• **WHAT YOU ARE ASKED TO DO**:
In your copy, include every line of the listing below exactly but none of the pictures.

* * * * * * *

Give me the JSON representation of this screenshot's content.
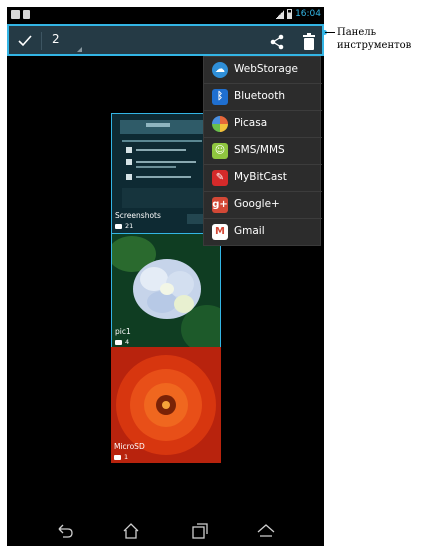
{
  "status_bar": {
    "time": "16:04",
    "icons": [
      "screenshot-icon",
      "document-icon",
      "signal-icon",
      "battery-icon"
    ]
  },
  "toolbar": {
    "selected_count": "2",
    "icons": [
      "checkmark-icon",
      "share-icon",
      "trash-icon"
    ]
  },
  "share_menu": {
    "items": [
      {
        "label": "WebStorage",
        "icon": "webstorage-icon",
        "color": "#2f8fd8"
      },
      {
        "label": "Bluetooth",
        "icon": "bluetooth-icon",
        "color": "#1f6fd0"
      },
      {
        "label": "Picasa",
        "icon": "picasa-icon",
        "color": "#e7673a"
      },
      {
        "label": "SMS/MMS",
        "icon": "sms-icon",
        "color": "#8fc63f"
      },
      {
        "label": "MyBitCast",
        "icon": "mybitcast-icon",
        "color": "#d52a2a"
      },
      {
        "label": "Google+",
        "icon": "googleplus-icon",
        "color": "#d34836"
      },
      {
        "label": "Gmail",
        "icon": "gmail-icon",
        "color": "#ffffff"
      }
    ]
  },
  "albums": [
    {
      "name": "Screenshots",
      "count": "21"
    },
    {
      "name": "pic1",
      "count": "4"
    },
    {
      "name": "MicroSD",
      "count": "1"
    }
  ],
  "navigation": {
    "icons": [
      "back-icon",
      "home-icon",
      "recent-apps-icon",
      "menu-up-icon"
    ]
  },
  "callout": {
    "line1": "Панель",
    "line2": "инструментов"
  },
  "colors": {
    "accent": "#33b5e5",
    "toolbar": "#253a45",
    "menu": "#2c2c2c"
  }
}
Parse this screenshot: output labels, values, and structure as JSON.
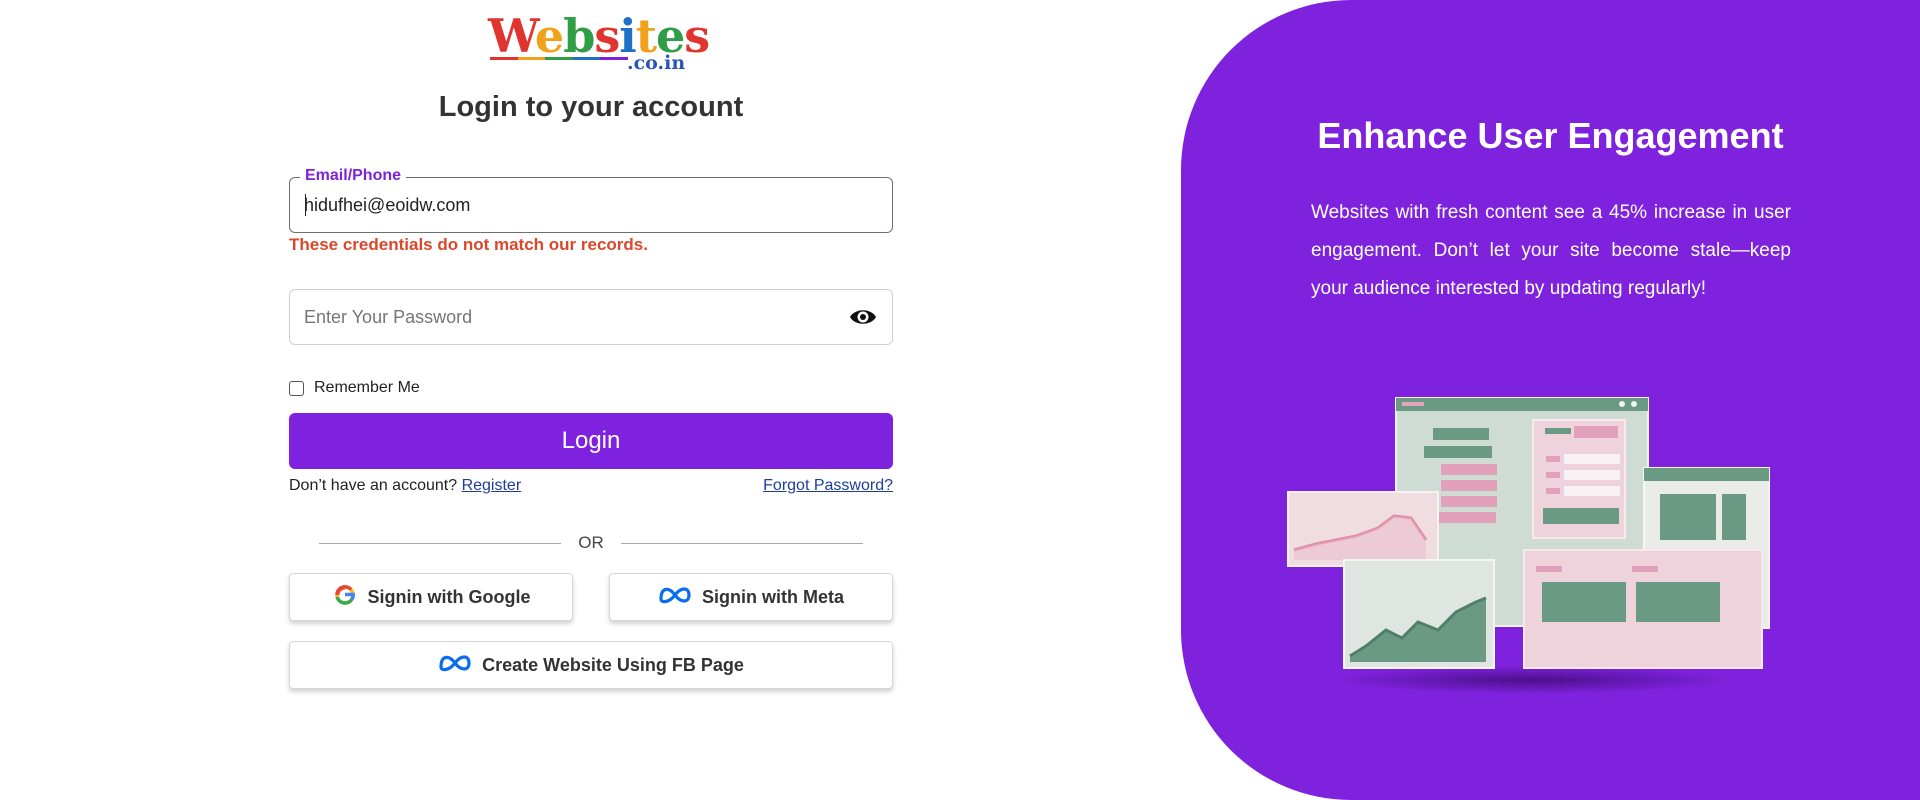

* * * * * * *

• **THE SOLUTION**:
Give me the JSON representation of this screenshot's content.
{
  "status_bar": {
    "time": "16:04",
    "icons": [
      "screenshot-icon",
      "document-icon",
      "signal-icon",
      "battery-icon"
    ]
  },
  "toolbar": {
    "selected_count": "2",
    "icons": [
      "checkmark-icon",
      "share-icon",
      "trash-icon"
    ]
  },
  "share_menu": {
    "items": [
      {
        "label": "WebStorage",
        "icon": "webstorage-icon",
        "color": "#2f8fd8"
      },
      {
        "label": "Bluetooth",
        "icon": "bluetooth-icon",
        "color": "#1f6fd0"
      },
      {
        "label": "Picasa",
        "icon": "picasa-icon",
        "color": "#e7673a"
      },
      {
        "label": "SMS/MMS",
        "icon": "sms-icon",
        "color": "#8fc63f"
      },
      {
        "label": "MyBitCast",
        "icon": "mybitcast-icon",
        "color": "#d52a2a"
      },
      {
        "label": "Google+",
        "icon": "googleplus-icon",
        "color": "#d34836"
      },
      {
        "label": "Gmail",
        "icon": "gmail-icon",
        "color": "#ffffff"
      }
    ]
  },
  "albums": [
    {
      "name": "Screenshots",
      "count": "21"
    },
    {
      "name": "pic1",
      "count": "4"
    },
    {
      "name": "MicroSD",
      "count": "1"
    }
  ],
  "navigation": {
    "icons": [
      "back-icon",
      "home-icon",
      "recent-apps-icon",
      "menu-up-icon"
    ]
  },
  "callout": {
    "line1": "Панель",
    "line2": "инструментов"
  },
  "colors": {
    "accent": "#33b5e5",
    "toolbar": "#253a45",
    "menu": "#2c2c2c"
  }
}
Parse this screenshot: output labels, values, and structure as JSON.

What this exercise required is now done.